_Selection_
--- START ---
# A few question about budgies,(feeding,taking outdoors)



## Dany (Mar 10, 2018)

Hello,it's been a while since i posted my first threat,so i'll post a new one again because i need a few tips.First i'll tell update on my budgies.
They are quite tamed now but again they're not fully tamed though,in my past thread i said they're running from me when i want them to perch on my finger,and now i just place my finger next to them or between them and they perch on my finger on their own on their own will but sometimes i just need to touch their legs and that's it.I made a improvised perch for them,i found some plastic stick and i put it under my TV,so that's where they hang out when they're out of their cage ,and only time when they don't wanna perch on my hand is when they're on that plastic stick.
They're not afraid (well just a little,little bit) of hand feeding,i started letting them out of the cage and placing them on that plastic stick about for a week/half a week,and i wanted to see if they wanted to it food from my hand and they flew away,after 3-4 days i tried again by placing a grain of millet on my fingertip and they ate it,and i tried to feed them from my hand in various ways,as i said placing a grain my fingertip,having a grain of millet between my thumb and forefinger,and at the end on my palm,they were a bit scared/nervous at first after i tried to feed them from my palm (male was more nervous),but they started to ate from my palm and man...that was fantastic feeling,having that little creature eating from your hand was absolutely amazing ,and i moved my hand a bit from them and the female jumped on my palm and she started to eat it from my palm and that was ever greater feeling ,couple of tries the male jumped too,so i feed them both from different hands having them both on same/different hands at the same time is so great .
And yes now questions,my budgies are around 2 months old i think,so what food should i feed them with?i feed them with some seed mix since i got them,it says that it contains:yellow,white and red millet,canary grass seed,oat groats,flax seed,safflower seed,peanut,black sunflower seed,stripped sunflower seed,niger seed,white sorghum,red sorghum,corn flour,wheat flour,carotene,alfalfa meal (i don't know if it's all in there though :/),that's the only food i feed them with,so what about fruits and vegetables do they eat vegetables too?,should i feed them with those too?,the man from who i buyed them said i shouldn't feed them with fruits and vegetables untill they get a bit older,so how old they need to be until i can feed them with fruits and vegetables?
And should i taking them outdoors inside of their cage,i mean will they get sick or something?,I took them outdoors today for about half an hour and the temperature was like 20-23 celsius degrees which is around 70 fahrenheit i think,just a nice spring day ,with a tiny bit of wind sometimes.
--- END ---
_Data_
--- START ---
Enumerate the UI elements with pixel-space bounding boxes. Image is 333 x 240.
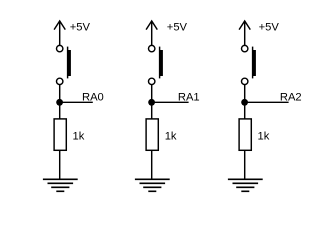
resistor R body (column 1) (54, 119, 66, 150)
wire: resistor to ground (column 1) (59, 150, 61, 179)
node RA0 stub wire (60, 101, 93, 103)
push-to-make switch (column 1) (57, 45, 71, 84)
svg-text:+5V: +5V (259, 22, 280, 34)
node RA2 stub wire (245, 101, 289, 103)
power +5V arrow symbol (column 3) (239, 21, 250, 30)
junction dot at node RA0 (56, 99, 63, 106)
svg-text:+5V: +5V (70, 22, 91, 34)
junction dot at node RA2 (241, 99, 248, 106)
svg-text:1k: 1k (73, 130, 85, 142)
junction dot at node RA1 (148, 99, 155, 106)
power +5V arrow symbol (column 2) (146, 21, 157, 30)
wire: switch to node RA0 (column 1) (59, 85, 61, 103)
wire: node RA1 to resistor (column 2) (151, 102, 153, 119)
wire: resistor to ground (column 3) (244, 150, 246, 179)
wire: switch to node RA1 (column 2) (151, 85, 153, 103)
svg-text:RA1: RA1 (178, 92, 200, 104)
push-to-make switch (column 3) (242, 45, 256, 84)
node RA1 stub wire (152, 101, 189, 103)
svg-text:1k: 1k (258, 130, 270, 142)
wire: +5V arrow to switch top contact (column 1) (59, 21, 61, 45)
wire: node RA0 to resistor (column 1) (59, 102, 61, 119)
wire: +5V arrow to switch top contact (column 3) (244, 21, 246, 45)
wire: node RA2 to resistor (column 3) (244, 102, 246, 119)
svg-text:RA0: RA0 (82, 92, 104, 104)
svg-text:RA2: RA2 (280, 92, 302, 104)
push-to-make switch (column 2) (149, 45, 163, 84)
ground symbol (column 3) (228, 179, 263, 191)
wire: resistor to ground (column 2) (151, 150, 153, 179)
svg-text:1k: 1k (165, 130, 177, 142)
wire: switch to node RA2 (column 3) (244, 85, 246, 103)
svg-text:+5V: +5V (167, 22, 188, 34)
ground symbol (column 1) (43, 179, 78, 191)
resistor R body (column 2) (146, 119, 158, 150)
wire: +5V arrow to switch top contact (column 2) (151, 21, 153, 45)
power +5V arrow symbol (column 1) (54, 21, 65, 30)
ground symbol (column 2) (135, 179, 170, 191)
resistor R body (column 3) (239, 119, 251, 150)
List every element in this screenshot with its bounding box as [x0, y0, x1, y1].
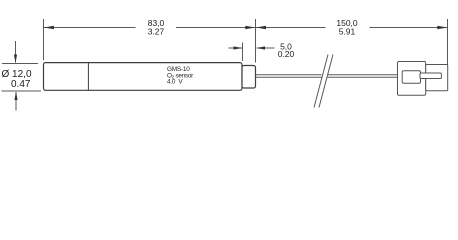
sensor body outline	[44, 63, 243, 91]
svg-text:0.20: 0.20	[278, 49, 295, 59]
connector right block	[426, 65, 448, 91]
dimension 150.0 line right segment	[370, 27, 448, 29]
svg-text:0.47: 0.47	[11, 79, 31, 90]
dimension 5.0 left arrow (outside, pointing right)	[229, 47, 243, 49]
sensor body internal divider line	[87, 63, 89, 91]
dimension 150.0 left arrowhead	[256, 26, 266, 30]
diameter dim top extension line	[2, 63, 38, 65]
cable break slash 1	[314, 55, 328, 108]
extension line at tip start (5.0 dim)	[242, 43, 244, 62]
dimension 83.0 line right segment	[176, 27, 255, 29]
cable lower line	[256, 76, 322, 78]
dimension 150.0 line left segment	[256, 27, 326, 29]
dimension 83.0 line left segment	[44, 27, 136, 29]
dimension 5.0 right arrow (outside, pointing left)	[257, 47, 275, 49]
extension line left of body (83 dim)	[43, 19, 45, 60]
sensor tip	[242, 66, 256, 89]
connector blade terminal	[420, 73, 441, 79]
svg-text:5.91: 5.91	[339, 26, 356, 36]
extension line at sensor tip end (83/150 dim)	[255, 19, 257, 63]
dimension 150.0 right arrowhead	[437, 26, 447, 30]
extension line at connector right (150 dim)	[447, 19, 449, 65]
svg-text:4.0 V: 4.0 V	[167, 78, 183, 85]
connector latch	[402, 71, 420, 83]
diameter dim bottom extension line	[2, 90, 42, 92]
cable break slash 2	[319, 55, 333, 108]
diameter dim bottom arrow (pointing up)	[15, 92, 17, 111]
diameter dim top arrow (pointing down)	[15, 41, 17, 63]
dimension 83.0 right arrowhead	[245, 26, 255, 30]
svg-text:3.27: 3.27	[148, 26, 165, 36]
connector housing left block	[398, 62, 426, 96]
cable upper line	[256, 74, 322, 76]
dimension 83.0 left arrowhead	[44, 26, 54, 30]
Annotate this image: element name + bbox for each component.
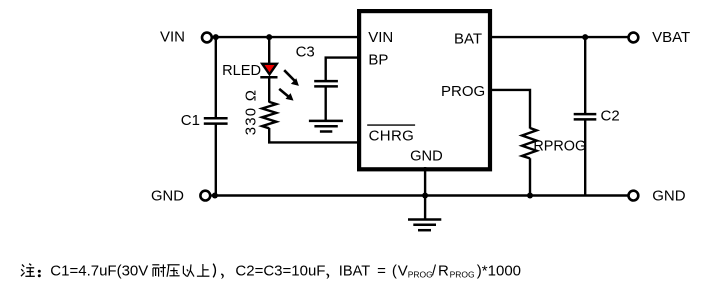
node junction dot LED branch [266, 34, 272, 40]
ground symbol C3 [309, 121, 343, 132]
svg-text:RLED: RLED [222, 63, 261, 79]
svg-text:VIN: VIN [160, 28, 185, 45]
note text: fullwidth comma 2 [326, 273, 329, 279]
resistor RPROG [522, 128, 537, 158]
node VBAT terminal circle [629, 33, 639, 43]
note text: ya glyph 压 [167, 265, 180, 277]
node junction dot BAT / C2 [582, 34, 588, 40]
node junction dot VIN rail [213, 34, 219, 40]
node junction dot GND left [212, 193, 218, 199]
wire resistor to CHRG corner [269, 128, 359, 142]
svg-text:CHRG: CHRG [369, 128, 415, 145]
pin label CHRG with overline [367, 125, 415, 145]
svg-text:PROG: PROG [408, 270, 433, 280]
note text: fullwidth colon [38, 270, 41, 277]
LED RLED [260, 64, 277, 77]
note text: nai glyph 耐 [152, 264, 166, 276]
svg-text:IBAT: IBAT [339, 263, 370, 279]
note text: fullwidth comma 1 [221, 273, 224, 279]
wire BP to C3 [326, 58, 359, 82]
wire bottom rail [212, 194, 628, 196]
note text: zhu glyph 注 [21, 264, 35, 277]
capacitor C2 [574, 114, 597, 119]
note text: yi glyph 以 [183, 264, 194, 276]
LED light arrow 2 [279, 89, 293, 101]
capacitor C1 [204, 118, 228, 123]
svg-text:RPROG: RPROG [533, 139, 586, 155]
wire PROG to RPROG [488, 90, 530, 129]
wire BAT to VBAT [488, 36, 628, 38]
svg-text:GND: GND [410, 149, 443, 165]
svg-text:VIN: VIN [368, 29, 393, 46]
svg-text:C2=C3=10uF: C2=C3=10uF [235, 262, 325, 279]
node GND right terminal circle [629, 191, 639, 201]
wire top rail VIN to IC [212, 36, 359, 38]
node VIN terminal circle [202, 33, 212, 43]
charger IC U1 box [359, 11, 490, 169]
LED light arrow 1 [284, 70, 299, 86]
svg-text:VBAT: VBAT [652, 29, 690, 46]
svg-text:C1: C1 [181, 112, 200, 129]
svg-text:330 Ω: 330 Ω [242, 89, 259, 135]
resistor 330 ohm [262, 102, 276, 128]
svg-text:PROG: PROG [441, 83, 485, 100]
note text: fullwidth right paren [213, 264, 215, 278]
node GND left terminal circle [200, 191, 210, 201]
svg-text:BP: BP [368, 52, 388, 69]
svg-text:PROG: PROG [450, 270, 475, 280]
wire left rail lower (C1 to GND) [215, 124, 217, 196]
svg-text:GND: GND [652, 188, 686, 205]
capacitor C3 [314, 81, 338, 86]
svg-text:BAT: BAT [454, 31, 482, 48]
svg-text:)*1000: )*1000 [477, 262, 521, 279]
wire IC GND stem [424, 167, 426, 220]
note text: shang glyph 上 [197, 264, 210, 276]
svg-text:C2: C2 [601, 108, 620, 125]
wire C2 branch upper [584, 37, 586, 114]
node junction dot RPROG / rail [527, 193, 533, 199]
node junction dot IC GND / rail [422, 193, 428, 199]
wire LED to resistor [268, 77, 270, 102]
wire C2 branch lower [584, 119, 586, 195]
svg-text:C1=4.7uF(30V: C1=4.7uF(30V [50, 262, 148, 279]
svg-text:C3: C3 [296, 43, 315, 60]
svg-text:/R: /R [432, 262, 451, 279]
wire LED branch top [268, 37, 270, 64]
wire C3 to ground [325, 86, 327, 121]
wire RPROG to bottom rail [529, 158, 531, 195]
svg-text:= (V: = (V [377, 262, 409, 279]
svg-text:GND: GND [151, 188, 184, 204]
ground symbol main [408, 220, 441, 231]
wire left rail upper (VIN to C1) [215, 37, 217, 118]
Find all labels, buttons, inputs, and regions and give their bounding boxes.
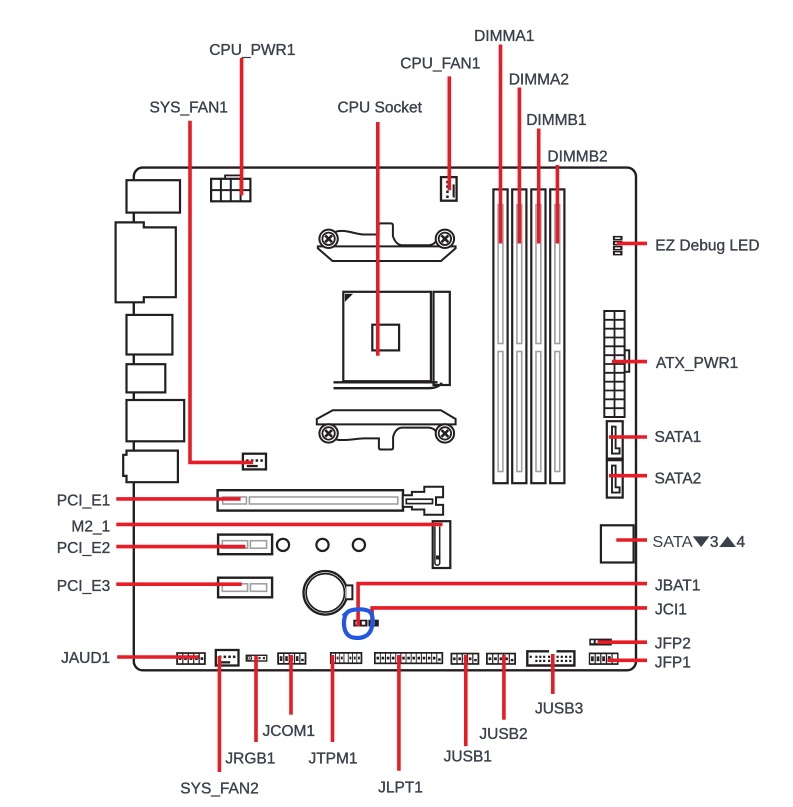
svg-text:SATA2: SATA2 bbox=[655, 471, 702, 488]
svg-text:M2_1: M2_1 bbox=[71, 518, 110, 535]
svg-text:JUSB3: JUSB3 bbox=[535, 701, 583, 718]
svg-text:CPU Socket: CPU Socket bbox=[337, 100, 422, 117]
svg-text:JFP1: JFP1 bbox=[655, 654, 691, 671]
rear IO port (LAN) bbox=[127, 400, 185, 441]
SYS_FAN2 connector bbox=[216, 650, 239, 666]
svg-text:JUSB1: JUSB1 bbox=[444, 749, 492, 766]
SATA1 leader bbox=[609, 435, 647, 439]
svg-text:ATX_PWR1: ATX_PWR1 bbox=[656, 355, 738, 372]
CPU bracket top bbox=[318, 246, 456, 261]
mounting hole 1 bbox=[277, 539, 289, 551]
svg-text:JFP2: JFP2 bbox=[655, 636, 691, 653]
JTPM1 header bbox=[330, 652, 362, 664]
JAUD1 header bbox=[176, 652, 206, 665]
svg-text:CPU_PWR1: CPU_PWR1 bbox=[209, 42, 295, 59]
PCI_E1 leader bbox=[116, 497, 240, 501]
svg-text:PCI_E3: PCI_E3 bbox=[57, 578, 110, 595]
screw bottom-left bbox=[319, 424, 337, 442]
M2_1 slot bbox=[433, 521, 451, 568]
JCI1 leader bbox=[372, 608, 647, 621]
screw top-left bbox=[319, 230, 337, 248]
svg-text:SYS_FAN1: SYS_FAN1 bbox=[149, 100, 227, 117]
JBAT1 jumper bbox=[353, 620, 367, 627]
JFP2 leader bbox=[598, 640, 648, 644]
DIMMB1 leader bbox=[537, 129, 541, 244]
JUSB2 header bbox=[486, 653, 516, 665]
JUSB2 leader bbox=[502, 655, 506, 720]
svg-text:JLPT1: JLPT1 bbox=[378, 780, 423, 797]
CPU_PWR1 connector (8-pin) bbox=[225, 175, 241, 179]
JRGB1 leader bbox=[254, 656, 258, 742]
JUSB1 header bbox=[451, 653, 480, 665]
screw top-right bbox=[436, 230, 454, 248]
PCI_E2 leader bbox=[116, 545, 245, 549]
SATA1 connector bbox=[607, 421, 623, 458]
JRGB1 header bbox=[246, 655, 268, 662]
SATA3/4 leader bbox=[616, 538, 647, 542]
rear IO port (PS/2+USB) bbox=[127, 180, 181, 212]
svg-text:4: 4 bbox=[737, 534, 746, 551]
socket lever handle bbox=[334, 381, 438, 383]
JUSB3 leader bbox=[551, 654, 555, 694]
svg-text:JTPM1: JTPM1 bbox=[308, 751, 357, 768]
svg-text:PCI_E2: PCI_E2 bbox=[57, 540, 110, 557]
SYS_FAN2 leader bbox=[218, 656, 222, 772]
JCI1 header bbox=[368, 620, 378, 627]
JCOM1 header bbox=[277, 652, 306, 664]
ATX_PWR1 leader bbox=[612, 360, 647, 364]
PCI_E1 latch bbox=[403, 487, 443, 515]
socket lever housing bbox=[434, 292, 450, 385]
svg-text:DIMMB1: DIMMB1 bbox=[526, 112, 586, 129]
rear IO port (USB) bbox=[127, 315, 173, 355]
PCI_E3 leader bbox=[116, 582, 241, 586]
SATA2 leader bbox=[609, 474, 647, 478]
rear IO port (VGA) bbox=[116, 222, 176, 302]
SYS_FAN1 connector bbox=[243, 454, 266, 470]
svg-text:DIMMA1: DIMMA1 bbox=[474, 28, 534, 45]
svg-text:JBAT1: JBAT1 bbox=[655, 578, 700, 595]
SYS_FAN1 leader bbox=[190, 121, 253, 463]
JLPT1 header bbox=[374, 652, 443, 664]
DIMMB2 leader bbox=[556, 165, 560, 244]
CMOS battery bbox=[304, 571, 348, 615]
motherboard outline bbox=[134, 168, 636, 671]
socket corner triangle bbox=[346, 294, 352, 300]
CPU bracket bottom bbox=[317, 410, 456, 424]
DIMMA1 slot bbox=[493, 189, 507, 483]
svg-text:JAUD1: JAUD1 bbox=[61, 650, 110, 667]
M2_1 leader bbox=[116, 523, 442, 527]
svg-text:JCOM1: JCOM1 bbox=[263, 723, 316, 740]
SATA3/4 connector bbox=[601, 525, 634, 562]
svg-text:DIMMB2: DIMMB2 bbox=[547, 149, 607, 166]
JFP2 header bbox=[589, 639, 612, 646]
CPU Socket leader bbox=[376, 122, 380, 356]
svg-text:SATA: SATA bbox=[652, 534, 693, 551]
CPU socket body bbox=[343, 292, 431, 381]
svg-text:JUSB2: JUSB2 bbox=[479, 726, 527, 743]
svg-text:JCI1: JCI1 bbox=[655, 602, 687, 619]
mounting hole 2 bbox=[316, 539, 328, 551]
CPU_PWR1 leader bbox=[240, 58, 244, 195]
JUSB3 header bbox=[527, 651, 574, 665]
JBAT1 leader bbox=[358, 584, 647, 627]
DIMMB1 slot bbox=[531, 189, 545, 483]
DIMMA2 leader bbox=[518, 88, 522, 244]
svg-text:PCI_E1: PCI_E1 bbox=[57, 492, 110, 509]
EZ Debug LED leader bbox=[617, 242, 647, 246]
DIMMB2 slot bbox=[550, 189, 564, 483]
JFP1 leader bbox=[608, 658, 648, 662]
svg-text:CPU_FAN1: CPU_FAN1 bbox=[400, 55, 480, 72]
DIMMA1 leader bbox=[499, 45, 503, 244]
svg-text:EZ Debug LED: EZ Debug LED bbox=[655, 237, 759, 254]
JBAT1 blue highlight circle bbox=[343, 609, 373, 638]
PCI_E1 slot bbox=[218, 490, 403, 510]
JLPT1 leader bbox=[397, 655, 401, 771]
DIMMA2 slot bbox=[512, 189, 526, 483]
svg-text:SYS_FAN2: SYS_FAN2 bbox=[180, 781, 258, 798]
screw bottom-right bbox=[436, 424, 454, 442]
CPU_FAN1 connector bbox=[441, 177, 457, 201]
ATX_PWR1 connector (24-pin) bbox=[625, 350, 630, 372]
JCOM1 leader bbox=[289, 655, 293, 715]
JAUD1 leader bbox=[117, 655, 198, 659]
SATA2 connector bbox=[607, 460, 623, 497]
rear IO port (USB small) bbox=[127, 364, 166, 392]
PCI_E3 slot bbox=[218, 578, 272, 598]
mounting hole 3 bbox=[353, 539, 365, 551]
svg-text:JRGB1: JRGB1 bbox=[225, 751, 275, 768]
svg-text:3: 3 bbox=[710, 534, 719, 551]
JUSB1 leader bbox=[464, 655, 468, 746]
svg-text:DIMMA2: DIMMA2 bbox=[509, 71, 569, 88]
JTPM1 leader bbox=[331, 655, 335, 742]
EZ Debug LED bbox=[613, 236, 623, 241]
CPU_FAN1 leader bbox=[447, 76, 451, 190]
svg-text:SATA1: SATA1 bbox=[655, 429, 702, 446]
rear IO port (audio) bbox=[123, 451, 178, 483]
PCI_E2 slot bbox=[218, 535, 272, 555]
JFP1 header bbox=[589, 653, 619, 665]
socket center square bbox=[372, 325, 399, 351]
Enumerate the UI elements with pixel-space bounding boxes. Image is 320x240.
--- END ---
_What to work on_
- A) In the budgie forum post, where did the poster put the improvised plastic perch?
- B) List every way the budgie forum post describes for offering millet to the birds by hand.

_Solutions below_
- A) Under the TV.

- B)
- A grain of millet placed on the fingertip
- A grain of millet held between the thumb and forefinger
- Millet on the palm